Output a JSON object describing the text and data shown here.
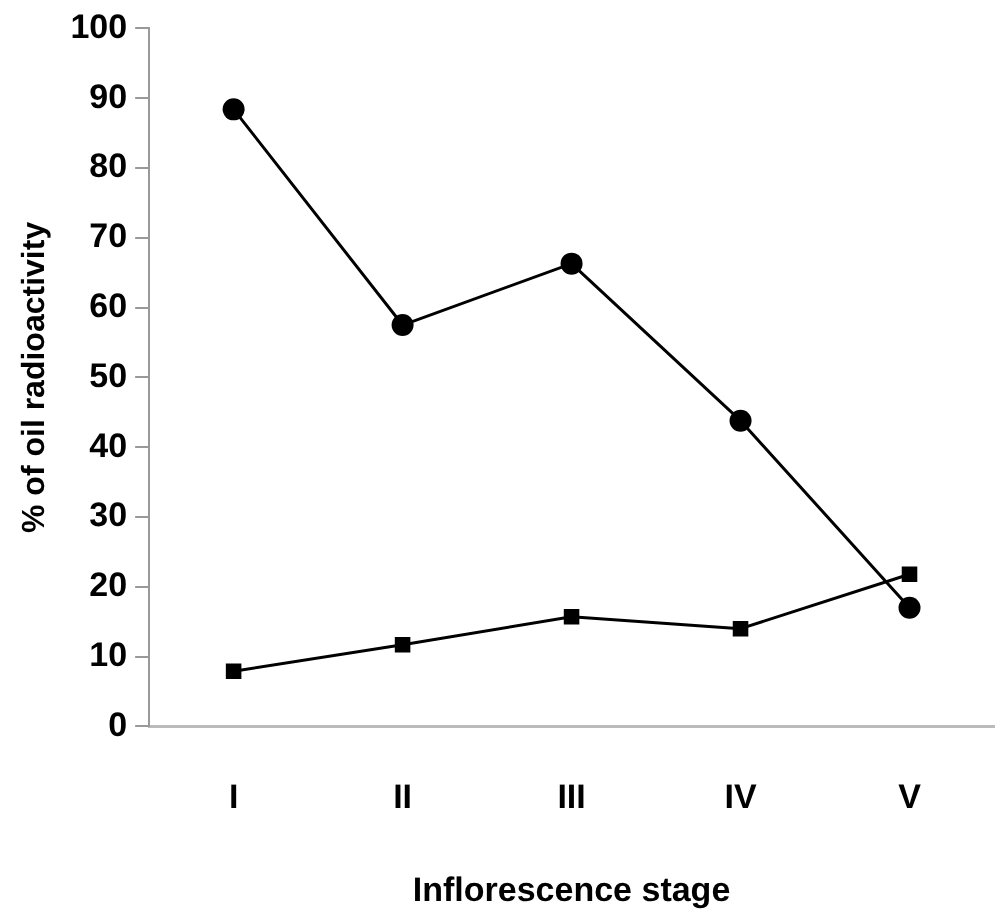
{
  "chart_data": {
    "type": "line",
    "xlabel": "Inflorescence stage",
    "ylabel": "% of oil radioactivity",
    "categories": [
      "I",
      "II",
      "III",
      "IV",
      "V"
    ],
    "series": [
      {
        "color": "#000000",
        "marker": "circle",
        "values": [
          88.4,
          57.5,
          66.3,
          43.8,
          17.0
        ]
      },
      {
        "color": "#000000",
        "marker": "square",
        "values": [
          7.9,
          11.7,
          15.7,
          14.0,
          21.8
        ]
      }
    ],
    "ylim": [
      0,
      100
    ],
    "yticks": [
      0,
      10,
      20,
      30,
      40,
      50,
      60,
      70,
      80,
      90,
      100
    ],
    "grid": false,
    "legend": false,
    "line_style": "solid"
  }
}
-=-=-
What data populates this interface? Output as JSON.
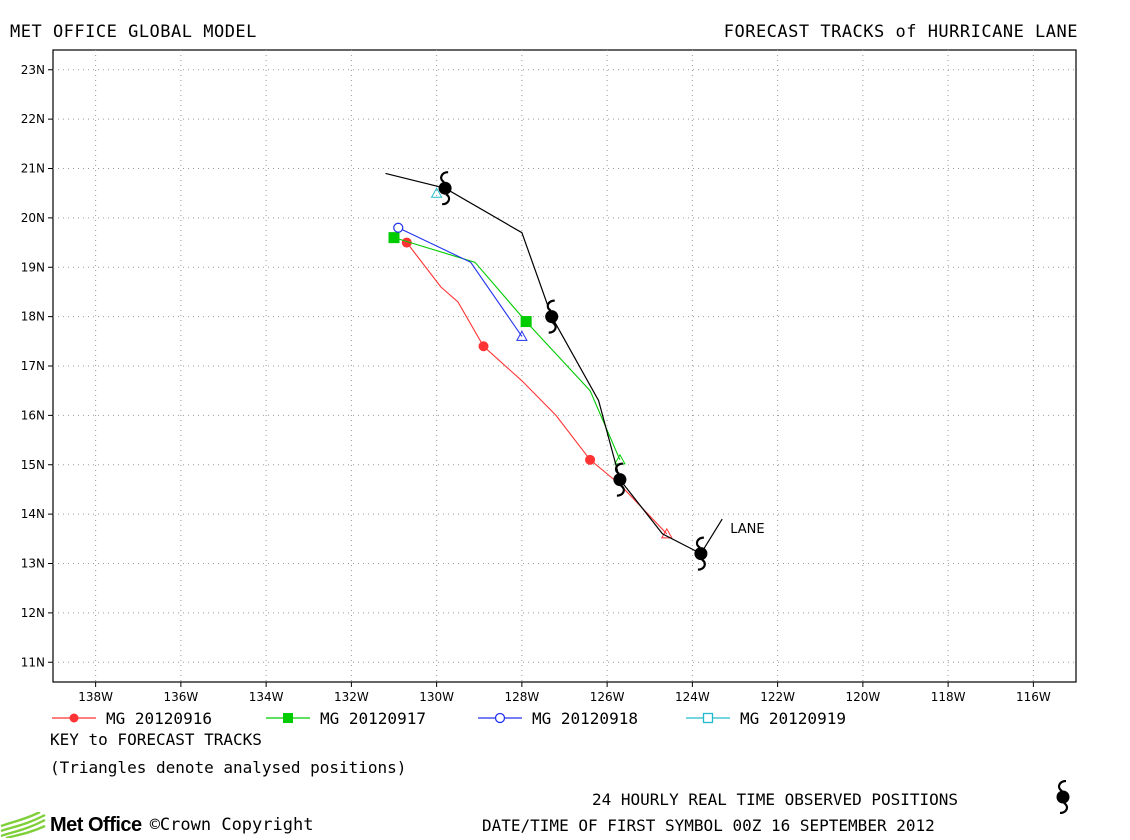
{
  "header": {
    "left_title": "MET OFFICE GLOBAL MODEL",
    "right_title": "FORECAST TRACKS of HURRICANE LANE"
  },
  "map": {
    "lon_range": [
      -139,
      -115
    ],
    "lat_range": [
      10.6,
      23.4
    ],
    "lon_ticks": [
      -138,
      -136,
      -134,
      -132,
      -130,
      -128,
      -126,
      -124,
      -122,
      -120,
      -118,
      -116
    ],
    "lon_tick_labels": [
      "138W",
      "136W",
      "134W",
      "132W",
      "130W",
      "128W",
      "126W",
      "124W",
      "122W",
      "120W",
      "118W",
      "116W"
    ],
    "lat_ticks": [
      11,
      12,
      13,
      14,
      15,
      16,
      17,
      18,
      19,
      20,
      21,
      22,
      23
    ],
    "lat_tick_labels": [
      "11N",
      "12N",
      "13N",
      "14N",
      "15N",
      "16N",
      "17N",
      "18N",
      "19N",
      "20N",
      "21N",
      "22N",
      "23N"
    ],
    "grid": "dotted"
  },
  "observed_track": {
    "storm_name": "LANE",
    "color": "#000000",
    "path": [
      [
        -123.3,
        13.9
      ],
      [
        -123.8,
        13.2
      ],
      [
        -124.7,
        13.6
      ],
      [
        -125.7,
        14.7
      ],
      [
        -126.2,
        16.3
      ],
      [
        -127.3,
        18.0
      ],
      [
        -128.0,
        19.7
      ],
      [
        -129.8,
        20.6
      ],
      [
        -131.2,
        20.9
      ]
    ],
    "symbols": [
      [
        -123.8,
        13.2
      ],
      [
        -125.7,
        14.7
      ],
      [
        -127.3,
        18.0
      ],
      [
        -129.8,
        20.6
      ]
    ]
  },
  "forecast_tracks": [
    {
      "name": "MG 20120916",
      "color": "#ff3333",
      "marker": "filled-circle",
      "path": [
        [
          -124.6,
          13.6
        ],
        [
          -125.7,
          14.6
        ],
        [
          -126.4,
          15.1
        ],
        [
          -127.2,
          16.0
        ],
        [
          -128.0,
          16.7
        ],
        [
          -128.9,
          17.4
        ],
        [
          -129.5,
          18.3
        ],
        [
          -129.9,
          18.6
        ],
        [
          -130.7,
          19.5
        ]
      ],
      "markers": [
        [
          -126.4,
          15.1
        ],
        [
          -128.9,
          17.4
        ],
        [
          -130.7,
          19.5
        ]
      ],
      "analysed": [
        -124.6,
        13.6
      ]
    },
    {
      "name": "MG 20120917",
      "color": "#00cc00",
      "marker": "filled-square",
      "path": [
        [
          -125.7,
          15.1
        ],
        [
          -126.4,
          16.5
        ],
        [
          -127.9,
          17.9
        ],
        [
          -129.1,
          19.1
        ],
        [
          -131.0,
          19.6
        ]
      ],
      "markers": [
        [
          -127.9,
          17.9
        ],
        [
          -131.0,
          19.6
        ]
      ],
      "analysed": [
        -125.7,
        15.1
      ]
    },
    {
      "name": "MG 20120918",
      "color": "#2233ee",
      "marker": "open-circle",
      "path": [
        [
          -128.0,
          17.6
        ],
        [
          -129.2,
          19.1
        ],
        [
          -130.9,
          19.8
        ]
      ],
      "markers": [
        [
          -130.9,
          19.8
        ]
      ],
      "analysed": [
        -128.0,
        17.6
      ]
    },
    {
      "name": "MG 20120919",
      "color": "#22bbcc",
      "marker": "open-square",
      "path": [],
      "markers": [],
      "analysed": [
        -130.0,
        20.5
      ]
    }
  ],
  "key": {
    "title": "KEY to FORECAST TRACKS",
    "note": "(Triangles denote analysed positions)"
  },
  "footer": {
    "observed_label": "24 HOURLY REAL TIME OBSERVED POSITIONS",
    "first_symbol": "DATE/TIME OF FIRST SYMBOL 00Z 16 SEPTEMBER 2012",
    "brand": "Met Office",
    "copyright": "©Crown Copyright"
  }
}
-=-=-
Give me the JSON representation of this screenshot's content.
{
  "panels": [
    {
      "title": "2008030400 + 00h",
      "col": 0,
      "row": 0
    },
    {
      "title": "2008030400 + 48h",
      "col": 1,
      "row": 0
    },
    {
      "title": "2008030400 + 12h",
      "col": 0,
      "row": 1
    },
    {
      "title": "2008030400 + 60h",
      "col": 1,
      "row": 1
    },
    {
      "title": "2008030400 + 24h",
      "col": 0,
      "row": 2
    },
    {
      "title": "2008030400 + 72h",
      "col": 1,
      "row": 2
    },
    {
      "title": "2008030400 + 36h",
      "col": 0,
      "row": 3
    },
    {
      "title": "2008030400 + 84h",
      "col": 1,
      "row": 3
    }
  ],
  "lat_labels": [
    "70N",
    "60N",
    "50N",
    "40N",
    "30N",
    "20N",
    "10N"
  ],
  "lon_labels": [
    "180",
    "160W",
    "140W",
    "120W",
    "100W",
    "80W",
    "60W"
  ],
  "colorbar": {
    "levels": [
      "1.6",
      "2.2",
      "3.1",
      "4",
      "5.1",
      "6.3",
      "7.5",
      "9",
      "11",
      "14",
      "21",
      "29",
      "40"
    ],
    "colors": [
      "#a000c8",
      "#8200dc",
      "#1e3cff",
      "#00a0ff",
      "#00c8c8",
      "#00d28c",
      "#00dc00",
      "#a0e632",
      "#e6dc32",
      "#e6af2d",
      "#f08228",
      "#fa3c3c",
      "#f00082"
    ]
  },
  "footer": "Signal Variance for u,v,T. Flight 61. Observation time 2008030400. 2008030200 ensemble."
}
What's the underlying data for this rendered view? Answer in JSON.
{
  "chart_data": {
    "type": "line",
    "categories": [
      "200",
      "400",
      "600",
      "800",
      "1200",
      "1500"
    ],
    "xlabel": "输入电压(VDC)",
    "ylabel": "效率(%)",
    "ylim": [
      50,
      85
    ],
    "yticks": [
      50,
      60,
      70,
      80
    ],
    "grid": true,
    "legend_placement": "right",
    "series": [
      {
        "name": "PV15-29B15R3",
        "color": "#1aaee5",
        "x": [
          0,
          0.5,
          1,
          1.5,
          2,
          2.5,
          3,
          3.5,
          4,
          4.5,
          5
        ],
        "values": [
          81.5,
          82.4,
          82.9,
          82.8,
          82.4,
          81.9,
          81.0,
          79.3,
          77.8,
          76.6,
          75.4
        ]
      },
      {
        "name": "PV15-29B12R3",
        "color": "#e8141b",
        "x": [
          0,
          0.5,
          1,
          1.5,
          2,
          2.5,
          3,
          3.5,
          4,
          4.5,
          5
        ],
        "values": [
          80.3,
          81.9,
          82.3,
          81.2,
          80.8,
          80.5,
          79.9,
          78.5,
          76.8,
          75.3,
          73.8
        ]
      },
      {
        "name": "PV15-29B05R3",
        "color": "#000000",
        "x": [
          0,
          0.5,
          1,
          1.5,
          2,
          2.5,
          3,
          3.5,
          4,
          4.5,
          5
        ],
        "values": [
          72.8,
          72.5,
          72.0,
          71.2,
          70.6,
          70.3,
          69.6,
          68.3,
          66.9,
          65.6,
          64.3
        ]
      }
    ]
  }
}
-=-=-
**Instruction:** Gather each line of the listing containing the word "xlabel" and show it.

**Output for this task:**
    "xlabel": "Inflorescence stage",
    "xlabel": "输入电压(VDC)",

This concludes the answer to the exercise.